== Dataset excerpts ==

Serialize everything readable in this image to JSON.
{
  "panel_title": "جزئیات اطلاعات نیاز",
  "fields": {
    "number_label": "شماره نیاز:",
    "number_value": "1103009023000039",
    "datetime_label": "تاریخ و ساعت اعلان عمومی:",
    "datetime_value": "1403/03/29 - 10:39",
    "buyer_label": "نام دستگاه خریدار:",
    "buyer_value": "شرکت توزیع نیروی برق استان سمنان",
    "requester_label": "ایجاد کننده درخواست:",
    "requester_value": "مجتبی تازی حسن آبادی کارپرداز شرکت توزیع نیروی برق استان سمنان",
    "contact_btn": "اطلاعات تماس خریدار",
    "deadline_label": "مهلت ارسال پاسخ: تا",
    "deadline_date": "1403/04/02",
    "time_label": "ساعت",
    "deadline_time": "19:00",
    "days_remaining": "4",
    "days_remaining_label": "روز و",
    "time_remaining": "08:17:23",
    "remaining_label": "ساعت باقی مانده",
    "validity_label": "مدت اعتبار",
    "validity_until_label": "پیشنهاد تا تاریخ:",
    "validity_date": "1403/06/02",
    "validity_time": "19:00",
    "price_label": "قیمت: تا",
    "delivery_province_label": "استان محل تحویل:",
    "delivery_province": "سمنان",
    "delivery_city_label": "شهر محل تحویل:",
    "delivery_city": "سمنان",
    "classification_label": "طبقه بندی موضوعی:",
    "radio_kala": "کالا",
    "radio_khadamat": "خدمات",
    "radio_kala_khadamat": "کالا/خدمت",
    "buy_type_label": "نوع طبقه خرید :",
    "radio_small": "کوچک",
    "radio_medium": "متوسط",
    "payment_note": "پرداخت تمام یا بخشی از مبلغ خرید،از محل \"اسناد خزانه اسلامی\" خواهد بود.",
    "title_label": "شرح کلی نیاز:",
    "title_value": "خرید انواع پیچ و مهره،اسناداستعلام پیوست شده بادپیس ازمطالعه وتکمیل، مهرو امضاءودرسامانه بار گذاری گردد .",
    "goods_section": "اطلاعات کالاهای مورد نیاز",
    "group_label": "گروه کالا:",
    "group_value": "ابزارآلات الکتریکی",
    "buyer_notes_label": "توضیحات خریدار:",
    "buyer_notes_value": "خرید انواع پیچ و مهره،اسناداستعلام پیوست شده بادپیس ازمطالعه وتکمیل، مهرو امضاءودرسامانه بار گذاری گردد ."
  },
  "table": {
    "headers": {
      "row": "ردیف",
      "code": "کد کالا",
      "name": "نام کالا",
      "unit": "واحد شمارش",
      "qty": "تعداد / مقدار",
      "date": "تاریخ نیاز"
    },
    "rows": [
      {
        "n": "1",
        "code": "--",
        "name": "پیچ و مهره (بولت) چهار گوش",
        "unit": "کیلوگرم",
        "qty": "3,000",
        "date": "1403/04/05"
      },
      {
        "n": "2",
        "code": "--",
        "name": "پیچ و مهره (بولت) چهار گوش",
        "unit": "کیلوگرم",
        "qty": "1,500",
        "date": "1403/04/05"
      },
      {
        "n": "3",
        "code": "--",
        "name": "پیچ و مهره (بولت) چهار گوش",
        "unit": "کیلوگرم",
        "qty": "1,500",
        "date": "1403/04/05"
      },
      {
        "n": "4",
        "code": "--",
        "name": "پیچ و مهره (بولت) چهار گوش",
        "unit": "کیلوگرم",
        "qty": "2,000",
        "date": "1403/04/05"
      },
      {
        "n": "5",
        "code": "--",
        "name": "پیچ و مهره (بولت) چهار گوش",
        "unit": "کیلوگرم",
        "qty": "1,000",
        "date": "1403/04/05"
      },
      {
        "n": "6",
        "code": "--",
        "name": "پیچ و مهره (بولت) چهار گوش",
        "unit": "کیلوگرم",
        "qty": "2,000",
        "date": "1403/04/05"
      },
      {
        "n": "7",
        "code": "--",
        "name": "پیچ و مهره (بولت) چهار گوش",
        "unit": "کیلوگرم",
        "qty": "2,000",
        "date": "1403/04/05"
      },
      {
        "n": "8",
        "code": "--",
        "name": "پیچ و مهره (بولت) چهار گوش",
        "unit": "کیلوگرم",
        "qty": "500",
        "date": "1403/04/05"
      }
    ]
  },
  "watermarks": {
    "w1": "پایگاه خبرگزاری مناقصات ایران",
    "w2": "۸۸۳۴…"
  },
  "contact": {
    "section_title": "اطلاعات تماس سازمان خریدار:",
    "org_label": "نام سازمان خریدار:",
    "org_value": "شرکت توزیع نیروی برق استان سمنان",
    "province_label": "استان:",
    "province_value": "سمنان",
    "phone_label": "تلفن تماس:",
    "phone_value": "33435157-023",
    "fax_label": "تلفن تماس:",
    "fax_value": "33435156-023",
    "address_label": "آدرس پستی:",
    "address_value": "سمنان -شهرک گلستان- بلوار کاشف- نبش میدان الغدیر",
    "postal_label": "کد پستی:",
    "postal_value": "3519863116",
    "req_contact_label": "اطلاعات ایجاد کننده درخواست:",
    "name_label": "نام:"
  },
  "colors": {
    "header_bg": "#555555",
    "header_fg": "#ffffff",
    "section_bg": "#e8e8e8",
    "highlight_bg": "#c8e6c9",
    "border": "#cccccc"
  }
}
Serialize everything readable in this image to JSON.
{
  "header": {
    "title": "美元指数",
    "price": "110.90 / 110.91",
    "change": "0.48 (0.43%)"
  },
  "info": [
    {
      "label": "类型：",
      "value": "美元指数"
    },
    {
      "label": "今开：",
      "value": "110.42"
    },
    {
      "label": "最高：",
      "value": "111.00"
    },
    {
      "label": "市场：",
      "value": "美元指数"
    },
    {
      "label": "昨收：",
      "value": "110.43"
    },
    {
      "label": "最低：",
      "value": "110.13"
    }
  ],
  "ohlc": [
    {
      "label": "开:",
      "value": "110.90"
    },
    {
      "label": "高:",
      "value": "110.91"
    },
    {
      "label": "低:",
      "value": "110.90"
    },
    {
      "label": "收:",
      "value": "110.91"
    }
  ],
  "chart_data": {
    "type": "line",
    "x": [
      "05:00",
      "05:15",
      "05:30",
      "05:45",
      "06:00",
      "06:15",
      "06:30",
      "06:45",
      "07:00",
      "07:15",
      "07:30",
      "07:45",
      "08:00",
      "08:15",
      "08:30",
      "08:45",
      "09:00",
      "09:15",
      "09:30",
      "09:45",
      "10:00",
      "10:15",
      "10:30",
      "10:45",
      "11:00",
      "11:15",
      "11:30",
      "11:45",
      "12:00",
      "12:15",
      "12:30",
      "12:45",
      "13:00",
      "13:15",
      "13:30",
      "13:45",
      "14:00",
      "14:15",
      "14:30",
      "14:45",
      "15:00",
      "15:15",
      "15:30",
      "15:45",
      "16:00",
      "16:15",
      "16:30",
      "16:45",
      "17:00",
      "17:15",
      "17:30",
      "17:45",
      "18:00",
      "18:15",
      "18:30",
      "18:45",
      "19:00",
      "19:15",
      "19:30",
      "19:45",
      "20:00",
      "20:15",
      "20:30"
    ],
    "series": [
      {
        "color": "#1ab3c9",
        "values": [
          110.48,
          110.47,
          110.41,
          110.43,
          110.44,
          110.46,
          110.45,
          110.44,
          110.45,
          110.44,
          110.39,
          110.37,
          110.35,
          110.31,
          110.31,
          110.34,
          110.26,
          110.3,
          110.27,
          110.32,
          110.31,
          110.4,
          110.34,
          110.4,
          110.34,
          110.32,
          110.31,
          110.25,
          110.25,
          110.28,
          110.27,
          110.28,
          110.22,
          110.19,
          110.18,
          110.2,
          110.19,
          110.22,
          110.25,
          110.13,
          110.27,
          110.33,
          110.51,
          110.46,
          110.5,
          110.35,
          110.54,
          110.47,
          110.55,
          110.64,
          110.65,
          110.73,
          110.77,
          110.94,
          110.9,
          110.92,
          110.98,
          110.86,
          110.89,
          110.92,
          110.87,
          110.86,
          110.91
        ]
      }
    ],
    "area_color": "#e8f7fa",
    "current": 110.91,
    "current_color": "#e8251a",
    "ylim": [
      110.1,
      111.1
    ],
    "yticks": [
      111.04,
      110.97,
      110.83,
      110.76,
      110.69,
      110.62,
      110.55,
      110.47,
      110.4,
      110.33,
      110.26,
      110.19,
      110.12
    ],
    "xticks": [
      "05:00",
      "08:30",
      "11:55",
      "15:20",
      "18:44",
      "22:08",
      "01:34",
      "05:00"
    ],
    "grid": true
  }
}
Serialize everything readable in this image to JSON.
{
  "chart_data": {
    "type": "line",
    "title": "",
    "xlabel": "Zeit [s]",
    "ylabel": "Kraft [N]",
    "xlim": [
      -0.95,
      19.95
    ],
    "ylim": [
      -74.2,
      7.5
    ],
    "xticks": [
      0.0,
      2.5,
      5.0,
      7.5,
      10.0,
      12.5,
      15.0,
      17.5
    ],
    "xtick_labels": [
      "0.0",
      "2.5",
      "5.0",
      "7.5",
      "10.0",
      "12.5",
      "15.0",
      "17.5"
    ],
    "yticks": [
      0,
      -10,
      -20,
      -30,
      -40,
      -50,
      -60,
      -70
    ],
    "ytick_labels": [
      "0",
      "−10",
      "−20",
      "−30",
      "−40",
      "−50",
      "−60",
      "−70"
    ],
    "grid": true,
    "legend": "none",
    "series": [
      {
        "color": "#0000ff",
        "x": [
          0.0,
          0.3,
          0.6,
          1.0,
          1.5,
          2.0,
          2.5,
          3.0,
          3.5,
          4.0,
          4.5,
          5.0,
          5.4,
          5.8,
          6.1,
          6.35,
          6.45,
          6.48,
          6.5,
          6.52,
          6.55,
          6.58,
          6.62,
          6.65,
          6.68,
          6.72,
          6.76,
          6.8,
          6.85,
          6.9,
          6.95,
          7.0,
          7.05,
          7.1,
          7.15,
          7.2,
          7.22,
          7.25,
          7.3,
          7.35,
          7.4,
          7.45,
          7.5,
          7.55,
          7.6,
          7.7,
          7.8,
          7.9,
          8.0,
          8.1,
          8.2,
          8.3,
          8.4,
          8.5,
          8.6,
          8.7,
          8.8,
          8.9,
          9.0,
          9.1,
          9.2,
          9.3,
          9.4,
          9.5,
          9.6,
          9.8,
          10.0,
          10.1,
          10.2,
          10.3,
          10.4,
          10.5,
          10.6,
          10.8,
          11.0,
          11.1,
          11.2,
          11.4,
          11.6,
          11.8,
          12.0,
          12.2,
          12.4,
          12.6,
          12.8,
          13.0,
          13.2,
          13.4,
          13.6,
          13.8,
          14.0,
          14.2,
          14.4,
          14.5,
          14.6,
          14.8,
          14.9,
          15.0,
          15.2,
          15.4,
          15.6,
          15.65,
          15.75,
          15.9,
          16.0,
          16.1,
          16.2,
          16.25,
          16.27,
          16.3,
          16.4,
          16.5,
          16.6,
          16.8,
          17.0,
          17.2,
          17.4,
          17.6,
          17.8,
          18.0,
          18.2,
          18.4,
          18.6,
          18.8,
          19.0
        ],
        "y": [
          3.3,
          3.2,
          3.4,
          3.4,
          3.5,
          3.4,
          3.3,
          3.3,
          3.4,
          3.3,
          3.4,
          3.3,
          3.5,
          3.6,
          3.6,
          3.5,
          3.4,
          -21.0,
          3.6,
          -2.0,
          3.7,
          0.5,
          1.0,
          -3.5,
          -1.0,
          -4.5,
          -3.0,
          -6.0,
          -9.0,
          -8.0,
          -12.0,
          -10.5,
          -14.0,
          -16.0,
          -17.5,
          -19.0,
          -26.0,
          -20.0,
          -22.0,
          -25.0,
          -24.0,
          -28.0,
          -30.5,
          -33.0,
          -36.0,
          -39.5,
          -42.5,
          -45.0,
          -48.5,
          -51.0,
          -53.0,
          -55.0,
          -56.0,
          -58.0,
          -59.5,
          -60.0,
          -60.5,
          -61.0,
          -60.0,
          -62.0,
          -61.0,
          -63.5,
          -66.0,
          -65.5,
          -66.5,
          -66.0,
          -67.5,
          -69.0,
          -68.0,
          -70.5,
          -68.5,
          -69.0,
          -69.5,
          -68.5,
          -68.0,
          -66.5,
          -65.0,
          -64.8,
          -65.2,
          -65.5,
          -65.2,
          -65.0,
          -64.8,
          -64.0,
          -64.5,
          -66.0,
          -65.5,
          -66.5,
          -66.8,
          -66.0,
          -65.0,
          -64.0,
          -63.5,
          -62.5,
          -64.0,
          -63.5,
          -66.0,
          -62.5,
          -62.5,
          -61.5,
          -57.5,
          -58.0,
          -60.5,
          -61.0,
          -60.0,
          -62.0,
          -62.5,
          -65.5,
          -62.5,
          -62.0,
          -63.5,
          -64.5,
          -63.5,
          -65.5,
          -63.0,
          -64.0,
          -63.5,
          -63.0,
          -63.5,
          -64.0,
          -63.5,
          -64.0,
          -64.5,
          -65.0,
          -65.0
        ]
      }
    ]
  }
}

===

_What this task involves_: Find every line in the records that contains the word "گردد"; copy those lines.

_Expected answer_:
    "title_value": "خرید انواع پیچ و مهره،اسناداستعلام پیوست شده بادپیس ازمطالعه وتکمیل، مهرو امضاءودرسامانه بار گذاری گردد .",
    "buyer_notes_value": "خرید انواع پیچ و مهره،اسناداستعلام پیوست شده بادپیس ازمطالعه وتکمیل، مهرو امضاءودرسامانه بار گذاری گردد ."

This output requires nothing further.